### EXERCISE
Each entry below should be echoed exactly, with pictures omitted.

### Extracted data entries
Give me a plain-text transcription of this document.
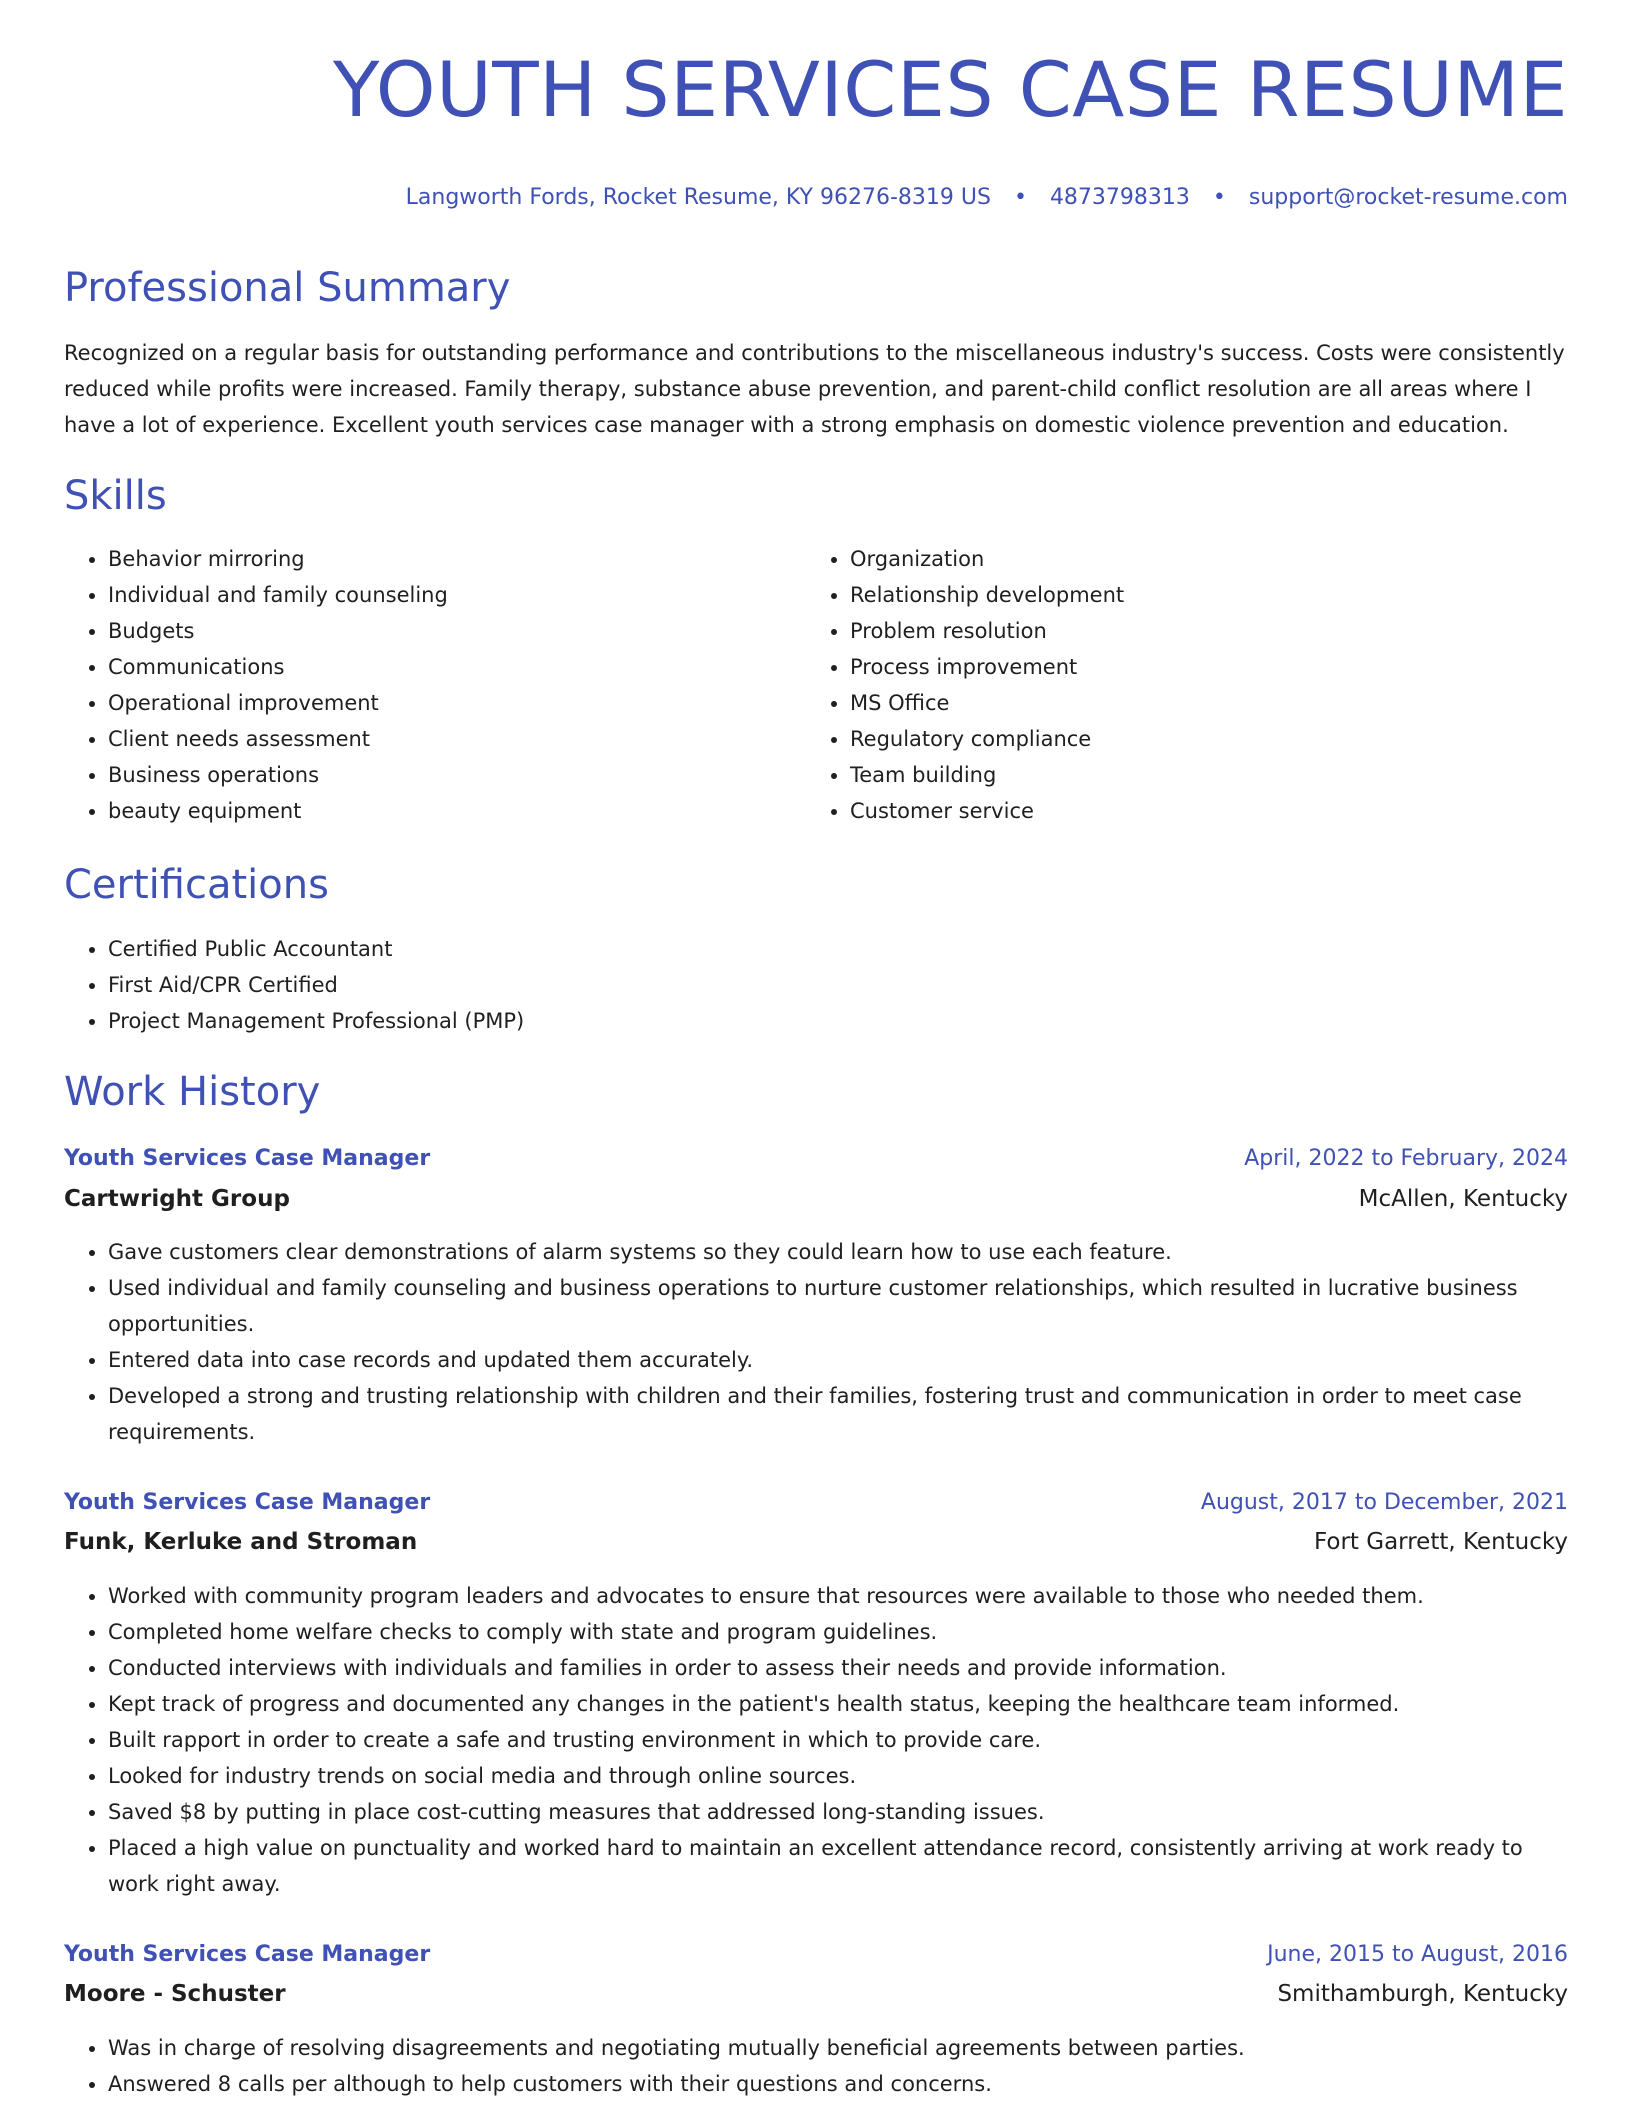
YOUTH SERVICES CASE RESUME
Langworth Fords, Rocket Resume, KY 96276-8319 US • 4873798313 • support@rocket-resume.com
Professional Summary

Recognized on a regular basis for outstanding performance and contributions to the miscellaneous industry's success. Costs were consistently reduced while profits were increased. Family therapy, substance abuse prevention, and parent-child conflict resolution are all areas where I have a lot of experience. Excellent youth services case manager with a strong emphasis on domestic violence prevention and education.

Skills
• Behavior mirroring
• Individual and family counseling
• Budgets
• Communications
• Operational improvement
• Client needs assessment
• Business operations
• beauty equipment
• Organization
• Relationship development
• Problem resolution
• Process improvement
• MS Office
• Regulatory compliance
• Team building
• Customer service
Certifications
• Certified Public Accountant
• First Aid/CPR Certified
• Project Management Professional (PMP)
Work History
Youth Services Case Manager	April, 2022 to February, 2024
Cartwright Group	McAllen, Kentucky
• Gave customers clear demonstrations of alarm systems so they could learn how to use each feature.
• Used individual and family counseling and business operations to nurture customer relationships, which resulted in lucrative business opportunities.
• Entered data into case records and updated them accurately.
• Developed a strong and trusting relationship with children and their families, fostering trust and communication in order to meet case requirements.
Youth Services Case Manager	August, 2017 to December, 2021
Funk, Kerluke and Stroman	Fort Garrett, Kentucky
• Worked with community program leaders and advocates to ensure that resources were available to those who needed them.
• Completed home welfare checks to comply with state and program guidelines.
• Conducted interviews with individuals and families in order to assess their needs and provide information.
• Kept track of progress and documented any changes in the patient's health status, keeping the healthcare team informed.
• Built rapport in order to create a safe and trusting environment in which to provide care.
• Looked for industry trends on social media and through online sources.
• Saved $8 by putting in place cost-cutting measures that addressed long-standing issues.
• Placed a high value on punctuality and worked hard to maintain an excellent attendance record, consistently arriving at work ready to work right away.
Youth Services Case Manager	June, 2015 to August, 2016
Moore - Schuster	Smithamburgh, Kentucky
• Was in charge of resolving disagreements and negotiating mutually beneficial agreements between parties.
• Answered 8 calls per although to help customers with their questions and concerns.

### SOLVED PROBLEM
Give me a plain-text transcription of this document.
YOUTH SERVICES CASE RESUME
Langworth Fords, Rocket Resume, KY 96276-8319 US • 4873798313 • support@rocket-resume.com
Professional Summary

Recognized on a regular basis for outstanding performance and contributions to the miscellaneous industry's success. Costs were consistently reduced while profits were increased. Family therapy, substance abuse prevention, and parent-child conflict resolution are all areas where I have a lot of experience. Excellent youth services case manager with a strong emphasis on domestic violence prevention and education.

Skills
• Behavior mirroring
• Individual and family counseling
• Budgets
• Communications
• Operational improvement
• Client needs assessment
• Business operations
• beauty equipment
• Organization
• Relationship development
• Problem resolution
• Process improvement
• MS Office
• Regulatory compliance
• Team building
• Customer service
Certifications
• Certified Public Accountant
• First Aid/CPR Certified
• Project Management Professional (PMP)
Work History
Youth Services Case Manager	April, 2022 to February, 2024
Cartwright Group	McAllen, Kentucky
• Gave customers clear demonstrations of alarm systems so they could learn how to use each feature.
• Used individual and family counseling and business operations to nurture customer relationships, which resulted in lucrative business opportunities.
• Entered data into case records and updated them accurately.
• Developed a strong and trusting relationship with children and their families, fostering trust and communication in order to meet case requirements.
Youth Services Case Manager	August, 2017 to December, 2021
Funk, Kerluke and Stroman	Fort Garrett, Kentucky
• Worked with community program leaders and advocates to ensure that resources were available to those who needed them.
• Completed home welfare checks to comply with state and program guidelines.
• Conducted interviews with individuals and families in order to assess their needs and provide information.
• Kept track of progress and documented any changes in the patient's health status, keeping the healthcare team informed.
• Built rapport in order to create a safe and trusting environment in which to provide care.
• Looked for industry trends on social media and through online sources.
• Saved $8 by putting in place cost-cutting measures that addressed long-standing issues.
• Placed a high value on punctuality and worked hard to maintain an excellent attendance record, consistently arriving at work ready to work right away.
Youth Services Case Manager	June, 2015 to August, 2016
Moore - Schuster	Smithamburgh, Kentucky
• Was in charge of resolving disagreements and negotiating mutually beneficial agreements between parties.
• Answered 8 calls per although to help customers with their questions and concerns.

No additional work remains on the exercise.